*Dataset excerpts:*

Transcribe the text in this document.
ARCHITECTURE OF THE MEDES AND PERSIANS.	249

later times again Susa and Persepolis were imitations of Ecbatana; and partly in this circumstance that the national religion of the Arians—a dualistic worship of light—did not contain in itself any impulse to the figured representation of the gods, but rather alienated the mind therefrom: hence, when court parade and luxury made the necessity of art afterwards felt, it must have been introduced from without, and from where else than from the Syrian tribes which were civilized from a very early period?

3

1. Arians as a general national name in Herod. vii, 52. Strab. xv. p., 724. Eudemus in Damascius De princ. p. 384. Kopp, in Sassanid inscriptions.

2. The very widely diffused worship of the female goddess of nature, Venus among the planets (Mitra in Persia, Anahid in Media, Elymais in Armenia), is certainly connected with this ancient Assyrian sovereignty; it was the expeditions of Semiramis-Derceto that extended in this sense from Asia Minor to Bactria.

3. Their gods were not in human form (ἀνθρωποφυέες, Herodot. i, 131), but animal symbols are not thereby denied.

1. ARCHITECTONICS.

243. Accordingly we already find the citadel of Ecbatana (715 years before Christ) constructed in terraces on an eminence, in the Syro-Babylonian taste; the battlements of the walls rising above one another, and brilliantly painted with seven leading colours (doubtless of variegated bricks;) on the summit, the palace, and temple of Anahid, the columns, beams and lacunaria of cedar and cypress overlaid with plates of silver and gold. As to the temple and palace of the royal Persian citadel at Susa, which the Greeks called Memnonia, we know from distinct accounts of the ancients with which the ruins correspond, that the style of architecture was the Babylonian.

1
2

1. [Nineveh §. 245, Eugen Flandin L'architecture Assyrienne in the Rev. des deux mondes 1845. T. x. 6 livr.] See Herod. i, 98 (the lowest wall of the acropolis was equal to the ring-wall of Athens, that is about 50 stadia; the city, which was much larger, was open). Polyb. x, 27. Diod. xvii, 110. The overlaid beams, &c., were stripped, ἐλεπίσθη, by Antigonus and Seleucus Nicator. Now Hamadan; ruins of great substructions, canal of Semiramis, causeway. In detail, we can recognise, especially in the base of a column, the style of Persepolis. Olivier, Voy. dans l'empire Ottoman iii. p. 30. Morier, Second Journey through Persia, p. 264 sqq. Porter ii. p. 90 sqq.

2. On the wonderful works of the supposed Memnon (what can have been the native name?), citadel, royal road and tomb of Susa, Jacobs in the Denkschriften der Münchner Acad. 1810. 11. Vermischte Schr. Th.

==

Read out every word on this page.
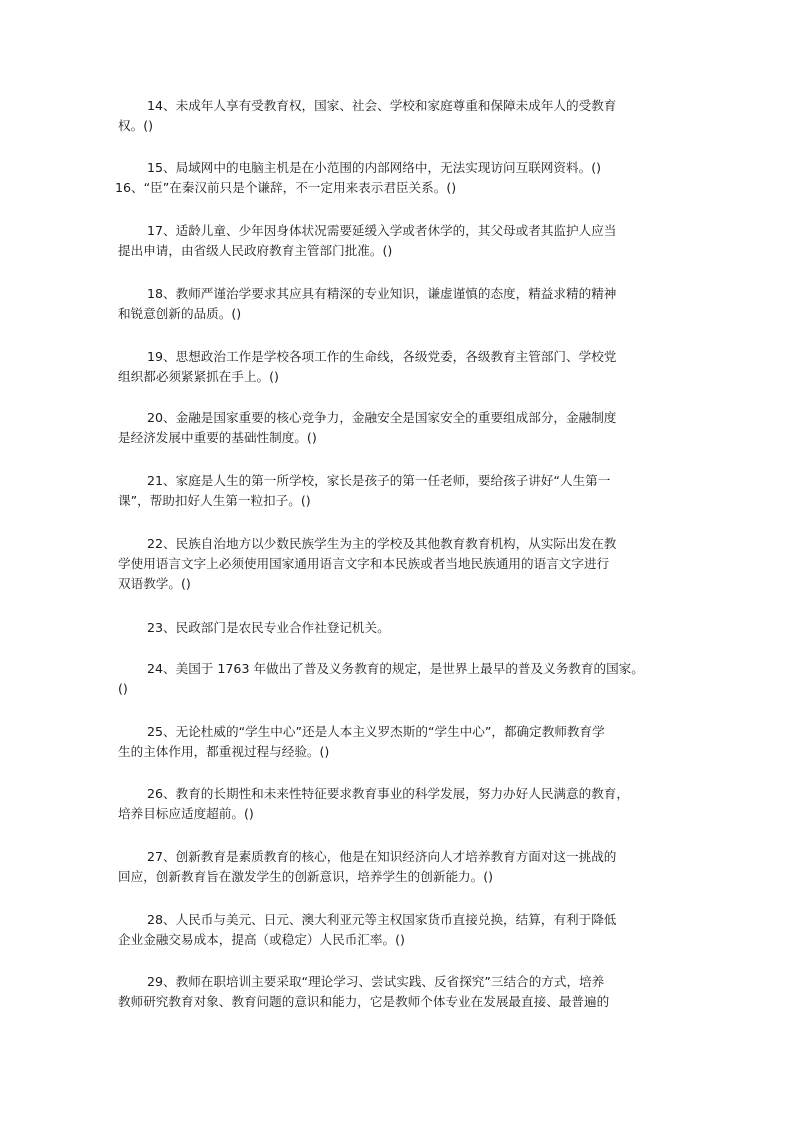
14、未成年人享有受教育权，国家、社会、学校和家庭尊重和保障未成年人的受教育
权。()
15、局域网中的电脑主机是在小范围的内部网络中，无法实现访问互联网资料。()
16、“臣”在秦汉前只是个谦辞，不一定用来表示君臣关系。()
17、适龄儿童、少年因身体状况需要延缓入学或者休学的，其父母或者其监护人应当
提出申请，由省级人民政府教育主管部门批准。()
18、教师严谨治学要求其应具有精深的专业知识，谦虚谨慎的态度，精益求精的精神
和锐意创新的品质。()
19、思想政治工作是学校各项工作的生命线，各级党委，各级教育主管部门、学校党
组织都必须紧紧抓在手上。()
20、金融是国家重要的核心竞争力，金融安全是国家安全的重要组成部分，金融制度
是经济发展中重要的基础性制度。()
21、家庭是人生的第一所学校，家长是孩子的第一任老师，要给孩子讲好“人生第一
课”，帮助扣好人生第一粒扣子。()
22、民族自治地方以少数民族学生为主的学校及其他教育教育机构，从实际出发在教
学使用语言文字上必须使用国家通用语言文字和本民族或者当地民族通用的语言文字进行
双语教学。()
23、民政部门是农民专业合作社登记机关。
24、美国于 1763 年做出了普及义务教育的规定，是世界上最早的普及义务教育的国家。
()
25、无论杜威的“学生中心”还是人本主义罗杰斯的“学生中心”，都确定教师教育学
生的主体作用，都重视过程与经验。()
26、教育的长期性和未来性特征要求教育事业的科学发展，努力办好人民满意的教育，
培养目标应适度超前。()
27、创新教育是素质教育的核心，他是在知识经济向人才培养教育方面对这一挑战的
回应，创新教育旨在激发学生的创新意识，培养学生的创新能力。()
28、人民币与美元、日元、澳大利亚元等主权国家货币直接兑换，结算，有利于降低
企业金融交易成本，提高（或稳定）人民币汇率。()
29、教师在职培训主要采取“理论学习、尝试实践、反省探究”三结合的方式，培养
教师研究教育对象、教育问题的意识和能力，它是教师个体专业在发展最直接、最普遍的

*Requirement:*
On how many lines does the word "name" appear? Answer with only the number.

*The solution:*
2